> **Instruction**: Locate the word "режима" in the entries below, then gather every line that holds it.

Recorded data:
================================
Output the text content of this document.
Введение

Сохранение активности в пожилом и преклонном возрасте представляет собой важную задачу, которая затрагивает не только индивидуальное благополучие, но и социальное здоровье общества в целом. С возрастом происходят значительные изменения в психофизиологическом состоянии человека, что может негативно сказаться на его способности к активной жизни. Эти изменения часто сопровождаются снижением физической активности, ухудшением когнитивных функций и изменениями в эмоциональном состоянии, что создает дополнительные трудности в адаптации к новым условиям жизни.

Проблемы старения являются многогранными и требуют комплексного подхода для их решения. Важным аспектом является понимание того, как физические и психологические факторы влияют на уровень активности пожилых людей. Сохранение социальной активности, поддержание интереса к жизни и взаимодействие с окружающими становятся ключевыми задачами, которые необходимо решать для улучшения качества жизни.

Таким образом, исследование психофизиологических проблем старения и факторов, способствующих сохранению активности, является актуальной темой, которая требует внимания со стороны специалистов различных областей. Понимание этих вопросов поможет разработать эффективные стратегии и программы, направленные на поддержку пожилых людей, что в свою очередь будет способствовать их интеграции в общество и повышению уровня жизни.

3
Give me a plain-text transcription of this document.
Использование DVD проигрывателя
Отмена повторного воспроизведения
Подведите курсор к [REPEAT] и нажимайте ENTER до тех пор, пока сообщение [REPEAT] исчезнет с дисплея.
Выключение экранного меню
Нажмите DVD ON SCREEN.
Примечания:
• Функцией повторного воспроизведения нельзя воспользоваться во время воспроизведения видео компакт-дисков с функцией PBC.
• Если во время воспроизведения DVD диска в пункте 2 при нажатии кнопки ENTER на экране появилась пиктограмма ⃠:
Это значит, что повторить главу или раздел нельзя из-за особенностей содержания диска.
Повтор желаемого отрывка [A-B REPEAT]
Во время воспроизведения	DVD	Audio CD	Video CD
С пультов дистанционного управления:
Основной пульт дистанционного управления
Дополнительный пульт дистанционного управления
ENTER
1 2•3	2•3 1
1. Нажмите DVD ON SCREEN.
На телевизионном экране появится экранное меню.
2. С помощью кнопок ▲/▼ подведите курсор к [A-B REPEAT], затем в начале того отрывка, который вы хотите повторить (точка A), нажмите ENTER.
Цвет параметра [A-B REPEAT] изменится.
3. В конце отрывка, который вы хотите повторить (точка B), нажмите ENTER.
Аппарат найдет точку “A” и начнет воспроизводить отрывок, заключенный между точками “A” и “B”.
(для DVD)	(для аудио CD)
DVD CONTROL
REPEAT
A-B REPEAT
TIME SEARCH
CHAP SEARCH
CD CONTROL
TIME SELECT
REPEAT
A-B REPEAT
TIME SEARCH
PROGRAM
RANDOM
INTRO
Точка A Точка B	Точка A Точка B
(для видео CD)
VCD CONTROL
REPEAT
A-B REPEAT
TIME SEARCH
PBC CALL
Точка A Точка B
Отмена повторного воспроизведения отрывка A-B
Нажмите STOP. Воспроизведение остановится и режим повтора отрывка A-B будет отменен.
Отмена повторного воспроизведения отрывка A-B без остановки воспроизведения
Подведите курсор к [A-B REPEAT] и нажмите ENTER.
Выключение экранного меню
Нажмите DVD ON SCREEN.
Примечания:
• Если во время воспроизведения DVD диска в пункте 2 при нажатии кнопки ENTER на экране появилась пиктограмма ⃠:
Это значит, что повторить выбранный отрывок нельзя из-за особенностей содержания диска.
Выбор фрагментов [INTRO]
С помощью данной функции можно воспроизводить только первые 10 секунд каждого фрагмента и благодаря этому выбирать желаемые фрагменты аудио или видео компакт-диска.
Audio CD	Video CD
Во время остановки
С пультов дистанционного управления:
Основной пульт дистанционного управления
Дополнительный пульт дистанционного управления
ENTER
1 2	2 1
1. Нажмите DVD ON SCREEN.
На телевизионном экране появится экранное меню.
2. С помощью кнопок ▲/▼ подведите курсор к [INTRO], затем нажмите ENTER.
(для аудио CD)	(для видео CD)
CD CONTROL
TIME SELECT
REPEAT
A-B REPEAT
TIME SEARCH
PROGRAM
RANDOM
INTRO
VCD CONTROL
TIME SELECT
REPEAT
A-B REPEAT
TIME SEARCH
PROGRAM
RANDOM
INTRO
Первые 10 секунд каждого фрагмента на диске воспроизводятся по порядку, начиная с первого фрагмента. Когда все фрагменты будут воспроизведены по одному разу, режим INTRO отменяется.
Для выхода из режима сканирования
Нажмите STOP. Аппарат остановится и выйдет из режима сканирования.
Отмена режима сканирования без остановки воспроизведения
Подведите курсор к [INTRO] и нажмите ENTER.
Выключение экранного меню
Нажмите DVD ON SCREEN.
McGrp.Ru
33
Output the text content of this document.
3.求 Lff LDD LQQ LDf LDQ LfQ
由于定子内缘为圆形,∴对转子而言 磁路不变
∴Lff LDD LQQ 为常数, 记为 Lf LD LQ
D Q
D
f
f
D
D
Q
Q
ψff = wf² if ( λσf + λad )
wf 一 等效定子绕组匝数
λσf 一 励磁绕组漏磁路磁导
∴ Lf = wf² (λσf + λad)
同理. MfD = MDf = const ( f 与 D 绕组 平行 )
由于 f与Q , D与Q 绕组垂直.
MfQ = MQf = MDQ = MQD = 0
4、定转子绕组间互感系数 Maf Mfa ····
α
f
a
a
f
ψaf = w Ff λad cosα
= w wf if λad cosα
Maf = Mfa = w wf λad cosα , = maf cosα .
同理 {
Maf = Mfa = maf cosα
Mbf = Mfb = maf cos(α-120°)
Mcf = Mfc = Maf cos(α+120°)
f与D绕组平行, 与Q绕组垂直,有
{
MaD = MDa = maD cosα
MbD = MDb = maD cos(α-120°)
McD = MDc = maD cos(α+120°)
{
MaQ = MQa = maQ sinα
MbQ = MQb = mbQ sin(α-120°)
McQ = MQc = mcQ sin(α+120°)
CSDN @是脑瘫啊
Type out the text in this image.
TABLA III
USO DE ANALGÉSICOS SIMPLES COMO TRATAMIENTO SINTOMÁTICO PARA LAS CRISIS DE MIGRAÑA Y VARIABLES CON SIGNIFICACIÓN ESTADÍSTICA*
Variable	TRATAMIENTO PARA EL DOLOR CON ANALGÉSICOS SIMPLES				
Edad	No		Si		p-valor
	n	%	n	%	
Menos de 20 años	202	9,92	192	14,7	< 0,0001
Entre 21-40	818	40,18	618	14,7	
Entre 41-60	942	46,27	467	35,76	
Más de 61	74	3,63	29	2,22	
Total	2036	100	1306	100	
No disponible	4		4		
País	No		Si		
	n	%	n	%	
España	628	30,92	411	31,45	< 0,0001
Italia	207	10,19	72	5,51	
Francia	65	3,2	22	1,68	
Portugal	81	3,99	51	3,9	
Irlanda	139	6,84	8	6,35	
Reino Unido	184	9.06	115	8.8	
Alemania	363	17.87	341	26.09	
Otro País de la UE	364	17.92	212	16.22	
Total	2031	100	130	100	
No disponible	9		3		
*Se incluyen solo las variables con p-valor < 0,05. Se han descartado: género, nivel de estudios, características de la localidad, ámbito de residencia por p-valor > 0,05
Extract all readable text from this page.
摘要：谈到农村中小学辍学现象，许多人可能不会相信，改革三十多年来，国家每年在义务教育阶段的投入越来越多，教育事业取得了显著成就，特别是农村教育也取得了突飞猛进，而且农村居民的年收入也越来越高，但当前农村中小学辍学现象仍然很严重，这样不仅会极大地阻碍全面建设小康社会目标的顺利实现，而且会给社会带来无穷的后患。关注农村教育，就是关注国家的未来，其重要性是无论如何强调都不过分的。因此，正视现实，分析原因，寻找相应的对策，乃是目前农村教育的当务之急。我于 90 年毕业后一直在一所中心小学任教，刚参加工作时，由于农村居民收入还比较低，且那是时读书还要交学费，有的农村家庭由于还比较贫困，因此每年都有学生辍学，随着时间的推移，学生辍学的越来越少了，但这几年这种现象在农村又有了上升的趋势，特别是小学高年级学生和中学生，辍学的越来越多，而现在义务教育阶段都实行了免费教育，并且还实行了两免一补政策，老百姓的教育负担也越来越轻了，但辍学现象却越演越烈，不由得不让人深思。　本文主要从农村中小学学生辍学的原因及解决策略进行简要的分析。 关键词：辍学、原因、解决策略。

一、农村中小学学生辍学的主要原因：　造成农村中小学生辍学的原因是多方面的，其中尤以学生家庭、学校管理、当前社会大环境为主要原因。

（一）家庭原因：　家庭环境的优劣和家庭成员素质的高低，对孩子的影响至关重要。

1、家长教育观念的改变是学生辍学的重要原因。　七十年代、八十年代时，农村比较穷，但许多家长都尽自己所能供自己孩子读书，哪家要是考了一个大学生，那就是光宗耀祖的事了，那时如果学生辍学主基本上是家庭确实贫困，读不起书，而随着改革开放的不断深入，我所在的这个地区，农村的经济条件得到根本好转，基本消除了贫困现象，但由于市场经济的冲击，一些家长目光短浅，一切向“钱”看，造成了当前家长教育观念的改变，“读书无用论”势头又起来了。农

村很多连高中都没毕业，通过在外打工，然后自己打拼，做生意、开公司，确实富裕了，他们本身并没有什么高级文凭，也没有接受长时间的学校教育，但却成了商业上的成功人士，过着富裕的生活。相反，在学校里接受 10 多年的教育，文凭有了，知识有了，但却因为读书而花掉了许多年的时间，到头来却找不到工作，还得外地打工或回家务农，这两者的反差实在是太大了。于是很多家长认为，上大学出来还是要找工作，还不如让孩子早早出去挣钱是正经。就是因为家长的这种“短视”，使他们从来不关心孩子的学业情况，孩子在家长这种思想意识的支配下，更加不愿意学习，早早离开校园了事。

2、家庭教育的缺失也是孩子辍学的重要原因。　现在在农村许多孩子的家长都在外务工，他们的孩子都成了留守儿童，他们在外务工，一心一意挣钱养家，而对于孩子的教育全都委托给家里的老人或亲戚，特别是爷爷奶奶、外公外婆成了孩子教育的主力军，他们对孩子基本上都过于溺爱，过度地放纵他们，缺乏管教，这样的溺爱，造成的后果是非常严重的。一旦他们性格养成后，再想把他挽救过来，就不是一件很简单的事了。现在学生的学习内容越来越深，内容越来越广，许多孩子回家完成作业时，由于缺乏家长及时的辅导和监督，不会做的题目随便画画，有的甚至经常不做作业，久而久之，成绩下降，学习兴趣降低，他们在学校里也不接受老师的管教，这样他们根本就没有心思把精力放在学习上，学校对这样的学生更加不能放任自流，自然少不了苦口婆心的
================================
> **Exercise answer**:
Для выхода из режима сканирования
Нажмите STOP. Аппарат остановится и выйдет из режима сканирования.
Отмена режима сканирования без остановки воспроизведения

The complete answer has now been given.